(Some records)
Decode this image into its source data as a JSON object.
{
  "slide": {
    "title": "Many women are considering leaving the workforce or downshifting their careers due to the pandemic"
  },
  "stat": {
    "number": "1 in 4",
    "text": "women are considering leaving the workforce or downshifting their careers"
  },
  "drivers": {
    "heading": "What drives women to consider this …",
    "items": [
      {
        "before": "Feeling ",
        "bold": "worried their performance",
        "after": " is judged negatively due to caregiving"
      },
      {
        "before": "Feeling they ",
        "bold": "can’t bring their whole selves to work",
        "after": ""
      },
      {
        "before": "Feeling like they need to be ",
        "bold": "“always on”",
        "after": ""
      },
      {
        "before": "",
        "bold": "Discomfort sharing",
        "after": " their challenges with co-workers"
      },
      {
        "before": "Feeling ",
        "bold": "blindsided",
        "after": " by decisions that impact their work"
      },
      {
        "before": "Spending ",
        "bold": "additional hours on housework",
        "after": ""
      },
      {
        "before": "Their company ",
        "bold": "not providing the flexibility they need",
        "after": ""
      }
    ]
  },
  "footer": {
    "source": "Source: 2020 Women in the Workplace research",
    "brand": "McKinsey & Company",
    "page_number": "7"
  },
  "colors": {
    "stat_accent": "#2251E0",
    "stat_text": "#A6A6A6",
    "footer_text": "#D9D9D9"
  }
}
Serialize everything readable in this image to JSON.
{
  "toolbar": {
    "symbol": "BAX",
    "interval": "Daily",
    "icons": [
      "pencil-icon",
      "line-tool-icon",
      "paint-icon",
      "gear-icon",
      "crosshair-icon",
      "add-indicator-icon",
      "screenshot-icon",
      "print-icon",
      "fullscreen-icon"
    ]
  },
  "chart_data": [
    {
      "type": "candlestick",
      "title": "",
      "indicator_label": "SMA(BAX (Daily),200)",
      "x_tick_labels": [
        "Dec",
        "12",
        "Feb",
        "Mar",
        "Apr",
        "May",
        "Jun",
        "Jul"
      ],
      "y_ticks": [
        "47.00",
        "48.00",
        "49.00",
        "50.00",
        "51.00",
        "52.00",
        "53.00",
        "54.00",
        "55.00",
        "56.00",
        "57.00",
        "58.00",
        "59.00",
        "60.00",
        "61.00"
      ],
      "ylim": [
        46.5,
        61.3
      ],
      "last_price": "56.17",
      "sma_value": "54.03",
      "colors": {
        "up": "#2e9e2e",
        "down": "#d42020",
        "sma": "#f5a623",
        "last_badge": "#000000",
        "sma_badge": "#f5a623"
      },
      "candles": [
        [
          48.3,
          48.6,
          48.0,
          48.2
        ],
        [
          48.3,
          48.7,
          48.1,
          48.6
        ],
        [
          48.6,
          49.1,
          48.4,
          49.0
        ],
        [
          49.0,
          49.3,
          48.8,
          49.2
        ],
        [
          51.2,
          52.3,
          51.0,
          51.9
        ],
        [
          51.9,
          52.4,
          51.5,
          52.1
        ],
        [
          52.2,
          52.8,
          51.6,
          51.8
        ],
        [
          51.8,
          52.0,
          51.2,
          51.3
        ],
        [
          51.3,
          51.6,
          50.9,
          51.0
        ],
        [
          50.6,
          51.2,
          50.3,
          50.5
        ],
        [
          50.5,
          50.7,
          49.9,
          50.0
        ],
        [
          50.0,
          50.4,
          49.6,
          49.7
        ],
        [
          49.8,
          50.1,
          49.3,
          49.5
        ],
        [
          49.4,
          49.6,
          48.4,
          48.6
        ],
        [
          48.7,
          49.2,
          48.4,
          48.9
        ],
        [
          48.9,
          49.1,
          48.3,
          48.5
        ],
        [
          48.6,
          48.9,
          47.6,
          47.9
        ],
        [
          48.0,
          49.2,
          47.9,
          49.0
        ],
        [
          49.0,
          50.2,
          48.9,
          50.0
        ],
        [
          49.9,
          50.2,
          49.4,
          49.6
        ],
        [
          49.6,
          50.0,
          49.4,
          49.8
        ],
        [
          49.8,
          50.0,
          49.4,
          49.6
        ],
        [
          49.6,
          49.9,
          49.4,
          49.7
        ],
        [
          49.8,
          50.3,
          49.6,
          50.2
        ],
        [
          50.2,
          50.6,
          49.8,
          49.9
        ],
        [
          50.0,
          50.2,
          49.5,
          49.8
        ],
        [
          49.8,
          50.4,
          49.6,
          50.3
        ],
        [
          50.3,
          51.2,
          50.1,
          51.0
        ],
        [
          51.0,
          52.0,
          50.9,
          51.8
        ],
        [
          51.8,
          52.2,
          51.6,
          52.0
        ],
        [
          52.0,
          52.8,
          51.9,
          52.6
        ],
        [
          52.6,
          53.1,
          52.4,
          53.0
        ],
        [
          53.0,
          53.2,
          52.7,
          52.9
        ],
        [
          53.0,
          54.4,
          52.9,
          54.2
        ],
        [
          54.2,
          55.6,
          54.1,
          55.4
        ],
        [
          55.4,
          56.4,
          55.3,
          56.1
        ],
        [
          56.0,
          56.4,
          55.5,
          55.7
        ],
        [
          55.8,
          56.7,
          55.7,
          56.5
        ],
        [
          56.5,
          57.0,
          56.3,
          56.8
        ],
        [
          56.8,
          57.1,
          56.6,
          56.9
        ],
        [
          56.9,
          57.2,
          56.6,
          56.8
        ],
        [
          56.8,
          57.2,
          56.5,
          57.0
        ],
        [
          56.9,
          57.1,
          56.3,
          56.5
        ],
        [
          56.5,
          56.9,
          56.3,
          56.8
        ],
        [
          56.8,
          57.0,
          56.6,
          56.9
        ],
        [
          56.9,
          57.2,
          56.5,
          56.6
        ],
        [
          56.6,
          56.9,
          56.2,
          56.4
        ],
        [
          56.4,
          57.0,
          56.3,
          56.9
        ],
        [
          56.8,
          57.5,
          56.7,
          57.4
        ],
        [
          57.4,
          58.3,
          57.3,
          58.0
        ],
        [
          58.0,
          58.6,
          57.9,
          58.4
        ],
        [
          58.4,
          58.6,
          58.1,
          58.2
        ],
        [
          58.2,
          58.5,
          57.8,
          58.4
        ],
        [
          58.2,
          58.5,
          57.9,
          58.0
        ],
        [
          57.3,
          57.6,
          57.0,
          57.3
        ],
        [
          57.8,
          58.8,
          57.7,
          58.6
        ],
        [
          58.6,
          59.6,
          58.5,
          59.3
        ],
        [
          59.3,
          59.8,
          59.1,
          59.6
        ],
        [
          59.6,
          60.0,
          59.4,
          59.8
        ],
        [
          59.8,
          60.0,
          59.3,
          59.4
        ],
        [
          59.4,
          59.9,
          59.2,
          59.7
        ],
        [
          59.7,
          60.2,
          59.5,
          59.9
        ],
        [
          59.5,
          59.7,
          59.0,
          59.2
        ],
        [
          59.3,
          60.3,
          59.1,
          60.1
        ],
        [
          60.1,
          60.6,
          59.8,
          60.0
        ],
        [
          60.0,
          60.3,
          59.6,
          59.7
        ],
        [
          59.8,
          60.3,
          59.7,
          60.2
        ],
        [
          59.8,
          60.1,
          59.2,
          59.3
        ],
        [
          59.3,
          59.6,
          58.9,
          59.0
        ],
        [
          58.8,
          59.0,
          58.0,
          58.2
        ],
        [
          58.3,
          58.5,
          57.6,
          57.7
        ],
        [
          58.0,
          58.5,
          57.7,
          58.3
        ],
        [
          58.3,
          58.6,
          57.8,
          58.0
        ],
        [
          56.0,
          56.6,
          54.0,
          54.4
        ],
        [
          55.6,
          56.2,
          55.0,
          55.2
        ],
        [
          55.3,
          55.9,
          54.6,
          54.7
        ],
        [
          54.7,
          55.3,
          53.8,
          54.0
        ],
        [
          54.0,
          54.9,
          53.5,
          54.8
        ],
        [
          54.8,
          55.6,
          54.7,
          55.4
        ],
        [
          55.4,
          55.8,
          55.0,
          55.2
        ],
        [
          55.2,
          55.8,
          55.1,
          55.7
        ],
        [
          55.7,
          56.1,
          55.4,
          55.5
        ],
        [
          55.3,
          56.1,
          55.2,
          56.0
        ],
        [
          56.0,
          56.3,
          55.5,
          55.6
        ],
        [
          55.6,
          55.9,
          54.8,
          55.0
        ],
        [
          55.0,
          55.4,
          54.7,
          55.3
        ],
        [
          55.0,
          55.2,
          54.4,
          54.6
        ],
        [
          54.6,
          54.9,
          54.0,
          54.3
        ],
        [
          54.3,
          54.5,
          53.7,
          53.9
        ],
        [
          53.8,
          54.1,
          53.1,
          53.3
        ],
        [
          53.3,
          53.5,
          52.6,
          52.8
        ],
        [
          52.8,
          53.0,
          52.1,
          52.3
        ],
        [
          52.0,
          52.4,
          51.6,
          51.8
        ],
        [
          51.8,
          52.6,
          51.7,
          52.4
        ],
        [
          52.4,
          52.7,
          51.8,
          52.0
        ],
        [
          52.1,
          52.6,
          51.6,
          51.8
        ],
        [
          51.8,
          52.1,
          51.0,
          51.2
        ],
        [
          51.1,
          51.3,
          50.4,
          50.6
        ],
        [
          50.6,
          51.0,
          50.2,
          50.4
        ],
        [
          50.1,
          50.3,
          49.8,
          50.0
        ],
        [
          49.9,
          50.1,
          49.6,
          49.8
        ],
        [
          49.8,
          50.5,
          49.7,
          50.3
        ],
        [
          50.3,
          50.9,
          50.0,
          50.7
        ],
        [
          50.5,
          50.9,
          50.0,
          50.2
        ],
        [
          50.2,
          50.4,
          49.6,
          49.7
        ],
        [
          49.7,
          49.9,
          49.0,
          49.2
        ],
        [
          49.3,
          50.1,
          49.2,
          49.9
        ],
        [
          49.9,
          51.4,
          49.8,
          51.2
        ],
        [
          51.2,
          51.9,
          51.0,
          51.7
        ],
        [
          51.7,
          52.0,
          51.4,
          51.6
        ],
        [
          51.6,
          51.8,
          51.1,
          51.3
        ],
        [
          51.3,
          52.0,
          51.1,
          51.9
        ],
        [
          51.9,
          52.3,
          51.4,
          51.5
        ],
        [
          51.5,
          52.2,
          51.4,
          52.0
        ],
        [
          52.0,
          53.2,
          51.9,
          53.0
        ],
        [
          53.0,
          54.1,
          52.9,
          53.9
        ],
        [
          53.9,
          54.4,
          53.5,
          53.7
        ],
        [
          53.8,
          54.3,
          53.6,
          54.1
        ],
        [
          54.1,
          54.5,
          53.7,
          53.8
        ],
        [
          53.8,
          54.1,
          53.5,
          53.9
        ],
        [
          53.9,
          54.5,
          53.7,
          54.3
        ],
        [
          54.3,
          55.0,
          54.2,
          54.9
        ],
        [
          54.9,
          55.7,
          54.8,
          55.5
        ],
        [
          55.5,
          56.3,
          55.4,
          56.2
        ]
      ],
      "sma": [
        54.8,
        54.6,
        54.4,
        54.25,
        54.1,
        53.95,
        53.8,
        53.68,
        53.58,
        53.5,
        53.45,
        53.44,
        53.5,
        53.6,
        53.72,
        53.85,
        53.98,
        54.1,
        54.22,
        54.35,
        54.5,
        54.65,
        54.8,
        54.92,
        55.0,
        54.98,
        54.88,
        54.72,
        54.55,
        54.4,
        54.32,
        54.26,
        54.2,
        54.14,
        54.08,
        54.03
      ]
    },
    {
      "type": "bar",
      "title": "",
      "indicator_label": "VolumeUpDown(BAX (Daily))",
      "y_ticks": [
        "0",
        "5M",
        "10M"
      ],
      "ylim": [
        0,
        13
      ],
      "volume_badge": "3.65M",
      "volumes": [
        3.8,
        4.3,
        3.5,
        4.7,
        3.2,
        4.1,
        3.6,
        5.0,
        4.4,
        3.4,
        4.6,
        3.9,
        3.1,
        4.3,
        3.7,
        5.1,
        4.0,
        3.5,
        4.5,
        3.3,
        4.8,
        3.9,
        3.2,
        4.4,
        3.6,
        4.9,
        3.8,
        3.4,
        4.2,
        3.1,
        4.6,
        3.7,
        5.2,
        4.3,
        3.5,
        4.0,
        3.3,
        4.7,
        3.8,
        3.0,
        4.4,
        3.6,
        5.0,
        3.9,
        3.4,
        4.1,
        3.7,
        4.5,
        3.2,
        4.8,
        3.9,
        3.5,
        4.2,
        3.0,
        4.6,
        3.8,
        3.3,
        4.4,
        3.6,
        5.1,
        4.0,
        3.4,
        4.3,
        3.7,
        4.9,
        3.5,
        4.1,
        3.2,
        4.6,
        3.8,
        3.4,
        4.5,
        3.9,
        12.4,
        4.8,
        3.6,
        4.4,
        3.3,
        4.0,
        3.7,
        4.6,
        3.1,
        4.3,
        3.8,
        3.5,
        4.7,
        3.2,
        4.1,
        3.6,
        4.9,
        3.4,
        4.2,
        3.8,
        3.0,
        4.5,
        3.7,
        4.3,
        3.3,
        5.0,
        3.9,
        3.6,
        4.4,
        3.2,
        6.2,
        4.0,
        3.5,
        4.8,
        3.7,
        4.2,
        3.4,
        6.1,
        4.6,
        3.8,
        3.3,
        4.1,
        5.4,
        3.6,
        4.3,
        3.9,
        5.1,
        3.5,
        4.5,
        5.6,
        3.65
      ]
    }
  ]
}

_Task prompt_
Scan the material above and determine how many lines include the word "before"; report only the number.

_Task result_
7